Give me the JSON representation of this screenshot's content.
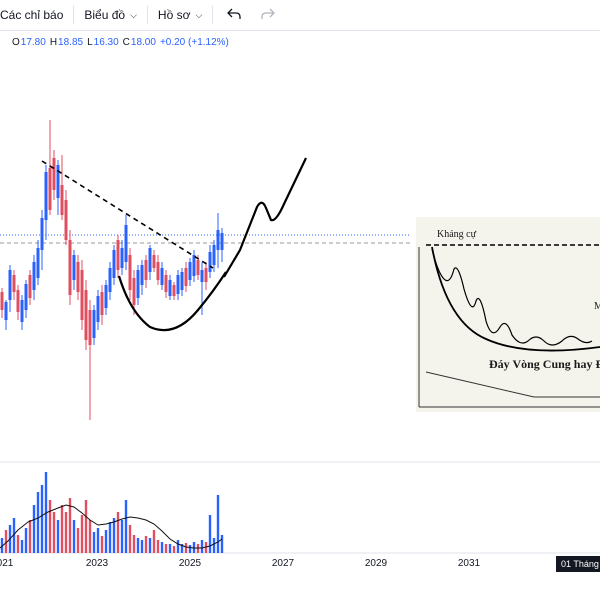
{
  "toolbar": {
    "indicators_label": "Các chỉ báo",
    "chart_label": "Biểu đồ",
    "profile_label": "Hồ sơ"
  },
  "ohlc": {
    "open_key": "O",
    "open": "17.80",
    "high_key": "H",
    "high": "18.85",
    "low_key": "L",
    "low": "16.30",
    "close_key": "C",
    "close": "18.00",
    "change": "+0.20 (+1.12%)"
  },
  "time_axis": {
    "labels": [
      "021",
      "2023",
      "2025",
      "2027",
      "2029",
      "2031"
    ],
    "crosshair_label": "01 Tháng"
  },
  "inset": {
    "resistance_label": "Kháng cự",
    "pattern_label": "Đáy Vòng Cung hay Đá",
    "edge_letter": "M"
  },
  "colors": {
    "up": "#2962ff",
    "down": "#e04f5f",
    "accent": "#2962ff",
    "volume_ma": "#000000"
  },
  "icons": {
    "undo": "undo-icon",
    "redo": "redo-icon",
    "dropdown": "chevron-down-icon"
  }
}
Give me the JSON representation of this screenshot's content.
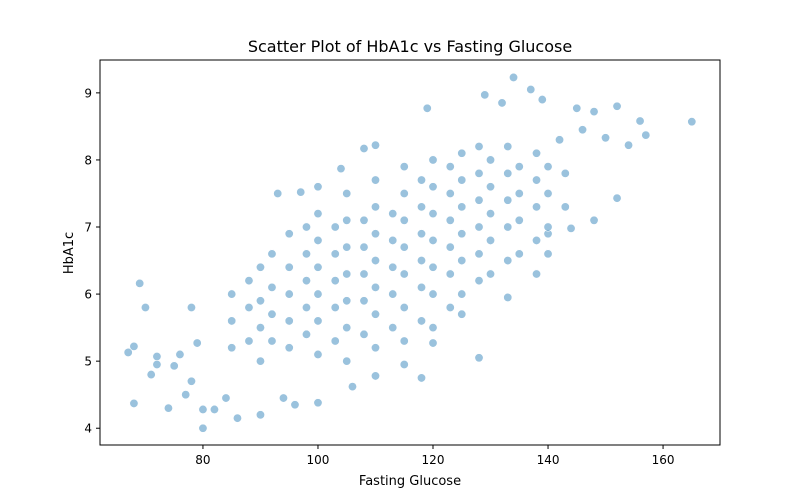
{
  "chart_data": {
    "type": "scatter",
    "title": "Scatter Plot of HbA1c vs Fasting Glucose",
    "xlabel": "Fasting Glucose",
    "ylabel": "HbA1c",
    "xlim": [
      62.1,
      169.9
    ],
    "ylim": [
      3.75,
      9.49
    ],
    "xticks": [
      80,
      100,
      120,
      140,
      160
    ],
    "yticks": [
      4,
      5,
      6,
      7,
      8,
      9
    ],
    "grid": false,
    "marker_color": "#1f77b4",
    "marker_alpha": 0.45,
    "marker_edge_color": "#ffffff",
    "points": [
      [
        67,
        5.13
      ],
      [
        68,
        4.37
      ],
      [
        68,
        5.22
      ],
      [
        69,
        6.16
      ],
      [
        70,
        5.8
      ],
      [
        71,
        4.8
      ],
      [
        72,
        5.07
      ],
      [
        72,
        4.95
      ],
      [
        74,
        4.3
      ],
      [
        75,
        4.93
      ],
      [
        76,
        5.1
      ],
      [
        77,
        4.5
      ],
      [
        78,
        5.8
      ],
      [
        78,
        4.7
      ],
      [
        79,
        5.27
      ],
      [
        80,
        4.28
      ],
      [
        80,
        4.0
      ],
      [
        82,
        4.28
      ],
      [
        84,
        4.45
      ],
      [
        86,
        4.15
      ],
      [
        90,
        4.2
      ],
      [
        93,
        7.5
      ],
      [
        97,
        7.52
      ],
      [
        100,
        7.6
      ],
      [
        104,
        7.87
      ],
      [
        108,
        8.17
      ],
      [
        110,
        8.22
      ],
      [
        119,
        8.77
      ],
      [
        128,
        5.05
      ],
      [
        129,
        8.97
      ],
      [
        132,
        8.85
      ],
      [
        134,
        9.23
      ],
      [
        137,
        9.05
      ],
      [
        139,
        8.9
      ],
      [
        145,
        8.77
      ],
      [
        148,
        8.72
      ],
      [
        152,
        8.8
      ],
      [
        152,
        7.43
      ],
      [
        154,
        8.22
      ],
      [
        156,
        8.58
      ],
      [
        157,
        8.37
      ],
      [
        165,
        8.57
      ],
      [
        148,
        7.1
      ],
      [
        144,
        6.98
      ],
      [
        140,
        6.9
      ],
      [
        140,
        6.6
      ],
      [
        138,
        6.3
      ],
      [
        133,
        5.95
      ],
      [
        125,
        5.7
      ],
      [
        120,
        5.27
      ],
      [
        118,
        4.75
      ],
      [
        115,
        4.95
      ],
      [
        110,
        4.78
      ],
      [
        106,
        4.62
      ],
      [
        100,
        4.38
      ],
      [
        96,
        4.35
      ],
      [
        94,
        4.45
      ],
      [
        150,
        8.33
      ],
      [
        146,
        8.45
      ],
      [
        142,
        8.3
      ],
      [
        85,
        5.2
      ],
      [
        85,
        5.6
      ],
      [
        85,
        6.0
      ],
      [
        88,
        5.3
      ],
      [
        88,
        5.8
      ],
      [
        88,
        6.2
      ],
      [
        90,
        5.0
      ],
      [
        90,
        5.5
      ],
      [
        90,
        5.9
      ],
      [
        90,
        6.4
      ],
      [
        92,
        5.3
      ],
      [
        92,
        5.7
      ],
      [
        92,
        6.1
      ],
      [
        92,
        6.6
      ],
      [
        95,
        5.2
      ],
      [
        95,
        5.6
      ],
      [
        95,
        6.0
      ],
      [
        95,
        6.4
      ],
      [
        95,
        6.9
      ],
      [
        98,
        5.4
      ],
      [
        98,
        5.8
      ],
      [
        98,
        6.2
      ],
      [
        98,
        6.6
      ],
      [
        98,
        7.0
      ],
      [
        100,
        5.1
      ],
      [
        100,
        5.6
      ],
      [
        100,
        6.0
      ],
      [
        100,
        6.4
      ],
      [
        100,
        6.8
      ],
      [
        100,
        7.2
      ],
      [
        103,
        5.3
      ],
      [
        103,
        5.8
      ],
      [
        103,
        6.2
      ],
      [
        103,
        6.6
      ],
      [
        103,
        7.0
      ],
      [
        105,
        5.0
      ],
      [
        105,
        5.5
      ],
      [
        105,
        5.9
      ],
      [
        105,
        6.3
      ],
      [
        105,
        6.7
      ],
      [
        105,
        7.1
      ],
      [
        105,
        7.5
      ],
      [
        108,
        5.4
      ],
      [
        108,
        5.9
      ],
      [
        108,
        6.3
      ],
      [
        108,
        6.7
      ],
      [
        108,
        7.1
      ],
      [
        110,
        5.2
      ],
      [
        110,
        5.7
      ],
      [
        110,
        6.1
      ],
      [
        110,
        6.5
      ],
      [
        110,
        6.9
      ],
      [
        110,
        7.3
      ],
      [
        110,
        7.7
      ],
      [
        113,
        5.5
      ],
      [
        113,
        6.0
      ],
      [
        113,
        6.4
      ],
      [
        113,
        6.8
      ],
      [
        113,
        7.2
      ],
      [
        115,
        5.3
      ],
      [
        115,
        5.8
      ],
      [
        115,
        6.3
      ],
      [
        115,
        6.7
      ],
      [
        115,
        7.1
      ],
      [
        115,
        7.5
      ],
      [
        115,
        7.9
      ],
      [
        118,
        5.6
      ],
      [
        118,
        6.1
      ],
      [
        118,
        6.5
      ],
      [
        118,
        6.9
      ],
      [
        118,
        7.3
      ],
      [
        118,
        7.7
      ],
      [
        120,
        5.5
      ],
      [
        120,
        6.0
      ],
      [
        120,
        6.4
      ],
      [
        120,
        6.8
      ],
      [
        120,
        7.2
      ],
      [
        120,
        7.6
      ],
      [
        120,
        8.0
      ],
      [
        123,
        5.8
      ],
      [
        123,
        6.3
      ],
      [
        123,
        6.7
      ],
      [
        123,
        7.1
      ],
      [
        123,
        7.5
      ],
      [
        123,
        7.9
      ],
      [
        125,
        6.0
      ],
      [
        125,
        6.5
      ],
      [
        125,
        6.9
      ],
      [
        125,
        7.3
      ],
      [
        125,
        7.7
      ],
      [
        125,
        8.1
      ],
      [
        128,
        6.2
      ],
      [
        128,
        6.6
      ],
      [
        128,
        7.0
      ],
      [
        128,
        7.4
      ],
      [
        128,
        7.8
      ],
      [
        128,
        8.2
      ],
      [
        130,
        6.3
      ],
      [
        130,
        6.8
      ],
      [
        130,
        7.2
      ],
      [
        130,
        7.6
      ],
      [
        130,
        8.0
      ],
      [
        133,
        6.5
      ],
      [
        133,
        7.0
      ],
      [
        133,
        7.4
      ],
      [
        133,
        7.8
      ],
      [
        133,
        8.2
      ],
      [
        135,
        6.6
      ],
      [
        135,
        7.1
      ],
      [
        135,
        7.5
      ],
      [
        135,
        7.9
      ],
      [
        138,
        6.8
      ],
      [
        138,
        7.3
      ],
      [
        138,
        7.7
      ],
      [
        138,
        8.1
      ],
      [
        140,
        7.0
      ],
      [
        140,
        7.5
      ],
      [
        140,
        7.9
      ],
      [
        143,
        7.3
      ],
      [
        143,
        7.8
      ]
    ]
  }
}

----

WRITTEN EXERCISE: Gather all lines from the listing above in which "down" occurs.

WRITTEN SOLUTION:
    "down": "#e04f5f",
    "dropdown": "chevron-down-icon"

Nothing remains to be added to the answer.